Information given:
━━━━━━━━━━━━━━━━━━━━━━━━━━━━━━

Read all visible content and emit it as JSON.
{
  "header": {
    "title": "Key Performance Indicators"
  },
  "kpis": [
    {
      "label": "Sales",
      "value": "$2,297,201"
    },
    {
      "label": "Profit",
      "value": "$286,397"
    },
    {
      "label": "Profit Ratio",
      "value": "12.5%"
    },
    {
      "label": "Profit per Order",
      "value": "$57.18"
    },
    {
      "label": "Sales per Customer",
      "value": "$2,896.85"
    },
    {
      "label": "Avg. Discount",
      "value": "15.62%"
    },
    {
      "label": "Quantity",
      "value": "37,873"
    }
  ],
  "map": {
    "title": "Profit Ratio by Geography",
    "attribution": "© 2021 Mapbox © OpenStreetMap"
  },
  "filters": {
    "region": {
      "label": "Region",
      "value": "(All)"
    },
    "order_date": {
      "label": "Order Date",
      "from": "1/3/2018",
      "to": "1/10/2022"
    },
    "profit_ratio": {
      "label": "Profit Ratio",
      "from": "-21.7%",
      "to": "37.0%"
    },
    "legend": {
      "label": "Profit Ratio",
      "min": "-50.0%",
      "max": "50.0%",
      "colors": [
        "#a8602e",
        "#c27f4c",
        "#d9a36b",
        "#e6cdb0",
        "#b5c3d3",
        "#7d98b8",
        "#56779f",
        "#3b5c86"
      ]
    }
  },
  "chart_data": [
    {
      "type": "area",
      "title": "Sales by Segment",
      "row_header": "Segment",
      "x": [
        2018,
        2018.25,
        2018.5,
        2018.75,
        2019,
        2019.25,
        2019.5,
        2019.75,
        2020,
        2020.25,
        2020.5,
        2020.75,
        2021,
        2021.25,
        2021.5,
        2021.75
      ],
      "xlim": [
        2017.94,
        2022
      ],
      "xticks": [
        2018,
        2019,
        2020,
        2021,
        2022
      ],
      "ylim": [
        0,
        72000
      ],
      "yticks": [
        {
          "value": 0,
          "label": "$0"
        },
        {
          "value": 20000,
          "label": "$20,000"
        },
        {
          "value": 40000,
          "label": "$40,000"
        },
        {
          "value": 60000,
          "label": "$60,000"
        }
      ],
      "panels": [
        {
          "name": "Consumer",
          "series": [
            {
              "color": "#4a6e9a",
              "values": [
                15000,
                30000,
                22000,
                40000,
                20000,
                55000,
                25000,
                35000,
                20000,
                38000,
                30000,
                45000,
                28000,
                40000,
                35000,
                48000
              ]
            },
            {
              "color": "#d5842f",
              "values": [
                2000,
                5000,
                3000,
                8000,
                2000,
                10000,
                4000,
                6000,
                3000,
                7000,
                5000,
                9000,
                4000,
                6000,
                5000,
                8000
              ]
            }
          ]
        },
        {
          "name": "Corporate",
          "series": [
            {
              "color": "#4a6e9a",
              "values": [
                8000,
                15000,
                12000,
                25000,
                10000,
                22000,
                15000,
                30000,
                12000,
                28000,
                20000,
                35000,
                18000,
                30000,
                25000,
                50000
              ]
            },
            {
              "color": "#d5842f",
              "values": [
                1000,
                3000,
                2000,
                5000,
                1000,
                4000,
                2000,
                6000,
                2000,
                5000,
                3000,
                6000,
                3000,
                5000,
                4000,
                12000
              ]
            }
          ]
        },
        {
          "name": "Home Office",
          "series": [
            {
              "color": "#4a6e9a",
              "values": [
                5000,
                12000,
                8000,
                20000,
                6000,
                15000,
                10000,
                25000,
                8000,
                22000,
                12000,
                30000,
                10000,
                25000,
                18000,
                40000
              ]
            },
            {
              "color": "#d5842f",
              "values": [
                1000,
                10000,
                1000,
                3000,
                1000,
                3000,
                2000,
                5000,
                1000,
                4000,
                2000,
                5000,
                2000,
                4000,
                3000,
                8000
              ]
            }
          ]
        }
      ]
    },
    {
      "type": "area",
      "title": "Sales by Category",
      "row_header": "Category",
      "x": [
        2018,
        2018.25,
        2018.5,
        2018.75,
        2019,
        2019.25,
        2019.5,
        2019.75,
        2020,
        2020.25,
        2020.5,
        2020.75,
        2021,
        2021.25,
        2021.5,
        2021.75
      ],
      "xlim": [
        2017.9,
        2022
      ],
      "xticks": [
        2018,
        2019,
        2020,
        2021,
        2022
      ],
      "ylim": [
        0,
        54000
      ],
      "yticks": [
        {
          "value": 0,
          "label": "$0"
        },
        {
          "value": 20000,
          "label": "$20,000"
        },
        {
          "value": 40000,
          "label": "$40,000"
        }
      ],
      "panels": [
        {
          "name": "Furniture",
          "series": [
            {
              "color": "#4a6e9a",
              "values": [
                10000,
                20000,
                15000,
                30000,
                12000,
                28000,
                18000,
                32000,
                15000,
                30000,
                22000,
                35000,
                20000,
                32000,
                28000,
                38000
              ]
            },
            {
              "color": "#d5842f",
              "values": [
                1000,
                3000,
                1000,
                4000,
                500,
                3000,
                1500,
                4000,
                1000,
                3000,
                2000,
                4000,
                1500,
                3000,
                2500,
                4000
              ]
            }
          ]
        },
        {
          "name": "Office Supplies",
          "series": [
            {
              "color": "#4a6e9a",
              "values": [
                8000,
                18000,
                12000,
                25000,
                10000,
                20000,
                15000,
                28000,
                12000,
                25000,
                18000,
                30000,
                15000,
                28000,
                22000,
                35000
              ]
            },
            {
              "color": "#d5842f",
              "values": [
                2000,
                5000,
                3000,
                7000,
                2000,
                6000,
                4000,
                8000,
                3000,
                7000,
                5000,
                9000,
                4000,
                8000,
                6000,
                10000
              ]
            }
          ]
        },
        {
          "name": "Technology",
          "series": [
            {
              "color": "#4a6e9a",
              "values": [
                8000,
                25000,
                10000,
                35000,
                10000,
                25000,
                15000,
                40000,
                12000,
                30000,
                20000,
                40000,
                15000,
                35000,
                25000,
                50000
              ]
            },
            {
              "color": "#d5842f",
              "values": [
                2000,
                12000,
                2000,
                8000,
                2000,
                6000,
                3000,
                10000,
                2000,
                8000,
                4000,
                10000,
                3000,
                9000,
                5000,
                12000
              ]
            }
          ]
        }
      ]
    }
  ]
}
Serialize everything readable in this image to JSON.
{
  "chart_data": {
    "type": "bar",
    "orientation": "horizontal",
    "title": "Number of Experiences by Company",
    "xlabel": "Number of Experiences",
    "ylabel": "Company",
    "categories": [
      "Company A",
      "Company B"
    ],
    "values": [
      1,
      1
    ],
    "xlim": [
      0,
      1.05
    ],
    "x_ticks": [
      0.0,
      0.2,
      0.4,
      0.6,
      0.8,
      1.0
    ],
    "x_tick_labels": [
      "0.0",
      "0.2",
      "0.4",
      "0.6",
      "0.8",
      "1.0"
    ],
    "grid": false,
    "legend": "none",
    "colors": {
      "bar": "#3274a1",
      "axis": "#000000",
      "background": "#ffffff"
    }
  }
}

━━━━━━━━━━━━━━━━━━━━━━━━━━━━━━

Directions for this task: Write out the whole listing again, exactly as it stands.

Solution:
Read all visible content and emit it as JSON.
{
  "header": {
    "title": "Key Performance Indicators"
  },
  "kpis": [
    {
      "label": "Sales",
      "value": "$2,297,201"
    },
    {
      "label": "Profit",
      "value": "$286,397"
    },
    {
      "label": "Profit Ratio",
      "value": "12.5%"
    },
    {
      "label": "Profit per Order",
      "value": "$57.18"
    },
    {
      "label": "Sales per Customer",
      "value": "$2,896.85"
    },
    {
      "label": "Avg. Discount",
      "value": "15.62%"
    },
    {
      "label": "Quantity",
      "value": "37,873"
    }
  ],
  "map": {
    "title": "Profit Ratio by Geography",
    "attribution": "© 2021 Mapbox © OpenStreetMap"
  },
  "filters": {
    "region": {
      "label": "Region",
      "value": "(All)"
    },
    "order_date": {
      "label": "Order Date",
      "from": "1/3/2018",
      "to": "1/10/2022"
    },
    "profit_ratio": {
      "label": "Profit Ratio",
      "from": "-21.7%",
      "to": "37.0%"
    },
    "legend": {
      "label": "Profit Ratio",
      "min": "-50.0%",
      "max": "50.0%",
      "colors": [
        "#a8602e",
        "#c27f4c",
        "#d9a36b",
        "#e6cdb0",
        "#b5c3d3",
        "#7d98b8",
        "#56779f",
        "#3b5c86"
      ]
    }
  },
  "chart_data": [
    {
      "type": "area",
      "title": "Sales by Segment",
      "row_header": "Segment",
      "x": [
        2018,
        2018.25,
        2018.5,
        2018.75,
        2019,
        2019.25,
        2019.5,
        2019.75,
        2020,
        2020.25,
        2020.5,
        2020.75,
        2021,
        2021.25,
        2021.5,
        2021.75
      ],
      "xlim": [
        2017.94,
        2022
      ],
      "xticks": [
        2018,
        2019,
        2020,
        2021,
        2022
      ],
      "ylim": [
        0,
        72000
      ],
      "yticks": [
        {
          "value": 0,
          "label": "$0"
        },
        {
          "value": 20000,
          "label": "$20,000"
        },
        {
          "value": 40000,
          "label": "$40,000"
        },
        {
          "value": 60000,
          "label": "$60,000"
        }
      ],
      "panels": [
        {
          "name": "Consumer",
          "series": [
            {
              "color": "#4a6e9a",
              "values": [
                15000,
                30000,
                22000,
                40000,
                20000,
                55000,
                25000,
                35000,
                20000,
                38000,
                30000,
                45000,
                28000,
                40000,
                35000,
                48000
              ]
            },
            {
              "color": "#d5842f",
              "values": [
                2000,
                5000,
                3000,
                8000,
                2000,
                10000,
                4000,
                6000,
                3000,
                7000,
                5000,
                9000,
                4000,
                6000,
                5000,
                8000
              ]
            }
          ]
        },
        {
          "name": "Corporate",
          "series": [
            {
              "color": "#4a6e9a",
              "values": [
                8000,
                15000,
                12000,
                25000,
                10000,
                22000,
                15000,
                30000,
                12000,
                28000,
                20000,
                35000,
                18000,
                30000,
                25000,
                50000
              ]
            },
            {
              "color": "#d5842f",
              "values": [
                1000,
                3000,
                2000,
                5000,
                1000,
                4000,
                2000,
                6000,
                2000,
                5000,
                3000,
                6000,
                3000,
                5000,
                4000,
                12000
              ]
            }
          ]
        },
        {
          "name": "Home Office",
          "series": [
            {
              "color": "#4a6e9a",
              "values": [
                5000,
                12000,
                8000,
                20000,
                6000,
                15000,
                10000,
                25000,
                8000,
                22000,
                12000,
                30000,
                10000,
                25000,
                18000,
                40000
              ]
            },
            {
              "color": "#d5842f",
              "values": [
                1000,
                10000,
                1000,
                3000,
                1000,
                3000,
                2000,
                5000,
                1000,
                4000,
                2000,
                5000,
                2000,
                4000,
                3000,
                8000
              ]
            }
          ]
        }
      ]
    },
    {
      "type": "area",
      "title": "Sales by Category",
      "row_header": "Category",
      "x": [
        2018,
        2018.25,
        2018.5,
        2018.75,
        2019,
        2019.25,
        2019.5,
        2019.75,
        2020,
        2020.25,
        2020.5,
        2020.75,
        2021,
        2021.25,
        2021.5,
        2021.75
      ],
      "xlim": [
        2017.9,
        2022
      ],
      "xticks": [
        2018,
        2019,
        2020,
        2021,
        2022
      ],
      "ylim": [
        0,
        54000
      ],
      "yticks": [
        {
          "value": 0,
          "label": "$0"
        },
        {
          "value": 20000,
          "label": "$20,000"
        },
        {
          "value": 40000,
          "label": "$40,000"
        }
      ],
      "panels": [
        {
          "name": "Furniture",
          "series": [
            {
              "color": "#4a6e9a",
              "values": [
                10000,
                20000,
                15000,
                30000,
                12000,
                28000,
                18000,
                32000,
                15000,
                30000,
                22000,
                35000,
                20000,
                32000,
                28000,
                38000
              ]
            },
            {
              "color": "#d5842f",
              "values": [
                1000,
                3000,
                1000,
                4000,
                500,
                3000,
                1500,
                4000,
                1000,
                3000,
                2000,
                4000,
                1500,
                3000,
                2500,
                4000
              ]
            }
          ]
        },
        {
          "name": "Office Supplies",
          "series": [
            {
              "color": "#4a6e9a",
              "values": [
                8000,
                18000,
                12000,
                25000,
                10000,
                20000,
                15000,
                28000,
                12000,
                25000,
                18000,
                30000,
                15000,
                28000,
                22000,
                35000
              ]
            },
            {
              "color": "#d5842f",
              "values": [
                2000,
                5000,
                3000,
                7000,
                2000,
                6000,
                4000,
                8000,
                3000,
                7000,
                5000,
                9000,
                4000,
                8000,
                6000,
                10000
              ]
            }
          ]
        },
        {
          "name": "Technology",
          "series": [
            {
              "color": "#4a6e9a",
              "values": [
                8000,
                25000,
                10000,
                35000,
                10000,
                25000,
                15000,
                40000,
                12000,
                30000,
                20000,
                40000,
                15000,
                35000,
                25000,
                50000
              ]
            },
            {
              "color": "#d5842f",
              "values": [
                2000,
                12000,
                2000,
                8000,
                2000,
                6000,
                3000,
                10000,
                2000,
                8000,
                4000,
                10000,
                3000,
                9000,
                5000,
                12000
              ]
            }
          ]
        }
      ]
    }
  ]
}
Serialize everything readable in this image to JSON.
{
  "chart_data": {
    "type": "bar",
    "orientation": "horizontal",
    "title": "Number of Experiences by Company",
    "xlabel": "Number of Experiences",
    "ylabel": "Company",
    "categories": [
      "Company A",
      "Company B"
    ],
    "values": [
      1,
      1
    ],
    "xlim": [
      0,
      1.05
    ],
    "x_ticks": [
      0.0,
      0.2,
      0.4,
      0.6,
      0.8,
      1.0
    ],
    "x_tick_labels": [
      "0.0",
      "0.2",
      "0.4",
      "0.6",
      "0.8",
      "1.0"
    ],
    "grid": false,
    "legend": "none",
    "colors": {
      "bar": "#3274a1",
      "axis": "#000000",
      "background": "#ffffff"
    }
  }
}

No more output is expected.